*Directions:* Give the number of lines in the entries that contain "eykst". State only the count.

*Records for the task:*

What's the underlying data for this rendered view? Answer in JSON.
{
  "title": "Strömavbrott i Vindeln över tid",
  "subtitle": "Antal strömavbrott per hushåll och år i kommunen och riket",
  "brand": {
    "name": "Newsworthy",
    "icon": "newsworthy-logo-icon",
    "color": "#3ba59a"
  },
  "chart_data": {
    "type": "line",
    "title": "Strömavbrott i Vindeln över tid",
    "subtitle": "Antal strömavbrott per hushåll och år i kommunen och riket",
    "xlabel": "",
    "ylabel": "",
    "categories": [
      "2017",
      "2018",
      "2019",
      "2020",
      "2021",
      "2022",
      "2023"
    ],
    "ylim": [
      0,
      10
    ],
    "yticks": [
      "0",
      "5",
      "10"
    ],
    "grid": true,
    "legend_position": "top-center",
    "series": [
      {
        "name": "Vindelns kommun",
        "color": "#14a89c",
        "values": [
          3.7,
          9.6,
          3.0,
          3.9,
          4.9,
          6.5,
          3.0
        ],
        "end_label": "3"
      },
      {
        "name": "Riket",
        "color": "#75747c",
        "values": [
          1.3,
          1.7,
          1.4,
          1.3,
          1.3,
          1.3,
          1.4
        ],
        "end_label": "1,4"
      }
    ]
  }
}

==

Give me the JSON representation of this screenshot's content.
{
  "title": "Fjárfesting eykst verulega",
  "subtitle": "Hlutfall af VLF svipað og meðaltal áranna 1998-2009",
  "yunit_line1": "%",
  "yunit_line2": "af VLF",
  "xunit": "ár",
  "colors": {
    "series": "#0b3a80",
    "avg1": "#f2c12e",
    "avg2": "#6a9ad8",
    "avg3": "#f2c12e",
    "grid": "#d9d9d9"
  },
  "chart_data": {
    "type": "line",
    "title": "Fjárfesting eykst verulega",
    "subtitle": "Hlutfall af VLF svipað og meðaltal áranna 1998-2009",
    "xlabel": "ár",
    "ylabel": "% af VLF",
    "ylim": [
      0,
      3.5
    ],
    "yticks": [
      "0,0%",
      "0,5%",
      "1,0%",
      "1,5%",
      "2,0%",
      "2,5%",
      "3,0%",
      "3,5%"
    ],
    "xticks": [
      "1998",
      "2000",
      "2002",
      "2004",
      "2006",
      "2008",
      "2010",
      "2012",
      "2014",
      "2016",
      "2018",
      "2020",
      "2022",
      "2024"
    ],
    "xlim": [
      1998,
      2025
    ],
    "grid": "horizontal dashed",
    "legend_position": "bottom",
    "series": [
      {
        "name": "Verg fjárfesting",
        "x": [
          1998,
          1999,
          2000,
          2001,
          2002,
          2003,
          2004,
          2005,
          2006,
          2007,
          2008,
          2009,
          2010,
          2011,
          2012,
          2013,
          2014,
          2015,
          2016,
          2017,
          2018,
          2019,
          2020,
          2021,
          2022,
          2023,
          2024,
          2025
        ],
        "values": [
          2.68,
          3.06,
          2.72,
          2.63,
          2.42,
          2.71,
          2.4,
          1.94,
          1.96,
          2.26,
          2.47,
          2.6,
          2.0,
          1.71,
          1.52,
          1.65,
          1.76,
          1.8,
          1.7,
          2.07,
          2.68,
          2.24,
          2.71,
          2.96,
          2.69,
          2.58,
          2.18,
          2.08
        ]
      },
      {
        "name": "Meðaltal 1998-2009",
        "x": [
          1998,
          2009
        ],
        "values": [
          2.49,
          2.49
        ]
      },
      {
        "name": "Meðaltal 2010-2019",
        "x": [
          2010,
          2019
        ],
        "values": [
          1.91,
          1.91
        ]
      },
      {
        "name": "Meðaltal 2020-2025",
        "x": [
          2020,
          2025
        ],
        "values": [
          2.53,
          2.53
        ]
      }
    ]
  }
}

*Result:* 2